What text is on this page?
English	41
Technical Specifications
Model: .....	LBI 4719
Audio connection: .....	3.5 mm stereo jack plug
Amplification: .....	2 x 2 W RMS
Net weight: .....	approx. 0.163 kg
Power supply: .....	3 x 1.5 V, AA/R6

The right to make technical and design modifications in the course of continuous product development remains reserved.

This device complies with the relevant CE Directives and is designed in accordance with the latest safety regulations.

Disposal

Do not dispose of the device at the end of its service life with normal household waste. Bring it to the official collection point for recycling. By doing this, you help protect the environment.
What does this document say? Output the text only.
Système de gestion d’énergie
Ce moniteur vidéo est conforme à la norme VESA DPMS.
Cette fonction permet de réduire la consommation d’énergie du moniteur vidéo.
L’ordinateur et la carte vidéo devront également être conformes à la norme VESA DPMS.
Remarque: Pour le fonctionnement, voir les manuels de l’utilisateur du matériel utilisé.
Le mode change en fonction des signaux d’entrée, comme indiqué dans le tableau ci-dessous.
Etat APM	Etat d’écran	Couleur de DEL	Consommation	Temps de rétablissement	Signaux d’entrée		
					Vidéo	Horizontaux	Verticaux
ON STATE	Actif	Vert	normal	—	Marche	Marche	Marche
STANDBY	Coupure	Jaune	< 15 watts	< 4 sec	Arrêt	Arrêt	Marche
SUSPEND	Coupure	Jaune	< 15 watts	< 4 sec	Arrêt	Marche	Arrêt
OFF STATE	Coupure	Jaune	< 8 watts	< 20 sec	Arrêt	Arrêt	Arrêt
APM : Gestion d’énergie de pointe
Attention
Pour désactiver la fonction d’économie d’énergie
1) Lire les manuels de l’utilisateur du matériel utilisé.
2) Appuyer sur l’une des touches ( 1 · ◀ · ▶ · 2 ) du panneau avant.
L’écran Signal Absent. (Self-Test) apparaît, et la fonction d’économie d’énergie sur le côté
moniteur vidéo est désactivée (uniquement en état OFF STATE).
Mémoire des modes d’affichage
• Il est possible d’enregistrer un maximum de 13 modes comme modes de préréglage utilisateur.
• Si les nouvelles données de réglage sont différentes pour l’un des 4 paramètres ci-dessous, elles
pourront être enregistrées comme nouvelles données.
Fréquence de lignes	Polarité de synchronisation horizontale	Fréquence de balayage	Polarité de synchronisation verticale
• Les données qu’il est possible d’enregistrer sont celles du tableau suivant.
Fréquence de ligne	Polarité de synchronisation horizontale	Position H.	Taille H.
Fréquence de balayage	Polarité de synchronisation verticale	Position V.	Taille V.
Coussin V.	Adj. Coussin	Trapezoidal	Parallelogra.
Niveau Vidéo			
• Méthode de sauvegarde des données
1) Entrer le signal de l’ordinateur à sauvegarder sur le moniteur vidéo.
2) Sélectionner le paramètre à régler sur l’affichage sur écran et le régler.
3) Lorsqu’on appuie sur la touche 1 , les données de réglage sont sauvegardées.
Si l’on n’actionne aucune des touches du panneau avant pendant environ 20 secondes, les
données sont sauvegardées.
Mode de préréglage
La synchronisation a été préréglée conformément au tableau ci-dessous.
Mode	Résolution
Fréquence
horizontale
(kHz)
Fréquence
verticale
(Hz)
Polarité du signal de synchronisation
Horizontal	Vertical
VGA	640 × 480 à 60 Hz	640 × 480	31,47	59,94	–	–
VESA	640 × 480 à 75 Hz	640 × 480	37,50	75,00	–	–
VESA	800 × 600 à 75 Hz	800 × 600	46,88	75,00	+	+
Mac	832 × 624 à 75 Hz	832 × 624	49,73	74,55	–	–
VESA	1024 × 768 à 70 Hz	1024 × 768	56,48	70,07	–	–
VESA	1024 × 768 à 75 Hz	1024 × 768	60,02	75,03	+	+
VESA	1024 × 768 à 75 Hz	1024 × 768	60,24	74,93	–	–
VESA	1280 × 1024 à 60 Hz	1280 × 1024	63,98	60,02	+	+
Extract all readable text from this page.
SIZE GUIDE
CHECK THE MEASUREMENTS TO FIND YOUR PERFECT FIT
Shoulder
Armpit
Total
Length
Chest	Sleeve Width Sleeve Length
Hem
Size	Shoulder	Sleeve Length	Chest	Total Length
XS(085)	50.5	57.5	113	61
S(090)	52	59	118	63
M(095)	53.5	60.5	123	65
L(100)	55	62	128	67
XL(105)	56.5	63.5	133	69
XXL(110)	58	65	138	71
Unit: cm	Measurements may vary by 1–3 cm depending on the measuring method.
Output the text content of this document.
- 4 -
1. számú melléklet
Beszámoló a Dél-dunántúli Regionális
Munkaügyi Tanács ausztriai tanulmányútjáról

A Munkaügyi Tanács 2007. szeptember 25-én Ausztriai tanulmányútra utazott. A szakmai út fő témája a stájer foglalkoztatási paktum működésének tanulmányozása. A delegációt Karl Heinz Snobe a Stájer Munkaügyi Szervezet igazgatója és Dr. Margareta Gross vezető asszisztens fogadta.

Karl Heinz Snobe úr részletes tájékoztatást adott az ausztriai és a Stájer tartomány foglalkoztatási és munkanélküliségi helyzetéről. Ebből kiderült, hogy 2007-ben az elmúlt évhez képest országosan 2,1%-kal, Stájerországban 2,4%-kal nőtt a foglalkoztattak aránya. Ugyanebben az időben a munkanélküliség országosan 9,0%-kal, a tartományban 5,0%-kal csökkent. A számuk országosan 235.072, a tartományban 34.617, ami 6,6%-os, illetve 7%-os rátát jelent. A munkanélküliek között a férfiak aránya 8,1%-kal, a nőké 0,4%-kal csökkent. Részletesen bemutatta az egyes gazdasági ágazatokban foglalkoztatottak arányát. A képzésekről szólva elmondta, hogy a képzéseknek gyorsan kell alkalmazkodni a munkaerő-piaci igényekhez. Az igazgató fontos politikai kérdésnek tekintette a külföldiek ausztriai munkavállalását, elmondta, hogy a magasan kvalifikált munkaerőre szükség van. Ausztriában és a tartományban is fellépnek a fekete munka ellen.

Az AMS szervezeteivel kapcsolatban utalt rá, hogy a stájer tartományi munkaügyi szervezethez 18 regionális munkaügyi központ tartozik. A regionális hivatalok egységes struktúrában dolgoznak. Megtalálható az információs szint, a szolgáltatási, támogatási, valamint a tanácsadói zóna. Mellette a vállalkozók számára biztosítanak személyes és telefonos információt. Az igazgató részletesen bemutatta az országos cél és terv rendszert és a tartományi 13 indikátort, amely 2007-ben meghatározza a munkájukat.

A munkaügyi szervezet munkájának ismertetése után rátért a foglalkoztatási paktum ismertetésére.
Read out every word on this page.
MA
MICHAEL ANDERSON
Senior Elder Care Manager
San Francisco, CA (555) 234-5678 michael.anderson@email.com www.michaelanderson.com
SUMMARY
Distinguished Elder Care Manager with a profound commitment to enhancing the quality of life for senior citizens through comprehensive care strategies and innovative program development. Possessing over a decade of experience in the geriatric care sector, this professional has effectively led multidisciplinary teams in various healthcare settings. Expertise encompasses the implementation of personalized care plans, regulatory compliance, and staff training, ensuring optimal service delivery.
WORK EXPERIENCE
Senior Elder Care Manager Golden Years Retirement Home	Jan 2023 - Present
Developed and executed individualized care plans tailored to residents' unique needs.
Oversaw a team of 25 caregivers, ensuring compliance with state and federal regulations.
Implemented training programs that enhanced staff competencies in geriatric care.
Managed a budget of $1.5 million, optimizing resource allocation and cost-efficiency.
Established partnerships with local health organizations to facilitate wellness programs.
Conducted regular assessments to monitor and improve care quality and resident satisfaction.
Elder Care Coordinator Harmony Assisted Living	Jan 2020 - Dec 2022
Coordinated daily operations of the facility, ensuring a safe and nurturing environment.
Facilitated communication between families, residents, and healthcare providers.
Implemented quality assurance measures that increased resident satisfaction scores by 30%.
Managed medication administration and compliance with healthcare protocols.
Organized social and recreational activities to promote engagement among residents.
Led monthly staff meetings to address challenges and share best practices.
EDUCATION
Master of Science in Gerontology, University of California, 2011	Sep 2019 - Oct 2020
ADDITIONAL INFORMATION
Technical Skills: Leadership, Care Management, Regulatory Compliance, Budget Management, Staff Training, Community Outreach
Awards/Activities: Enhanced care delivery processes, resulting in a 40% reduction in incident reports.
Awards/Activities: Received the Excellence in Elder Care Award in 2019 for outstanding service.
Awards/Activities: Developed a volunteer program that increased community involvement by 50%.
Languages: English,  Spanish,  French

SHORT TASK: Only the number is wanted: how many lines contain the string "touches"?

EXERCISE RESULT: 2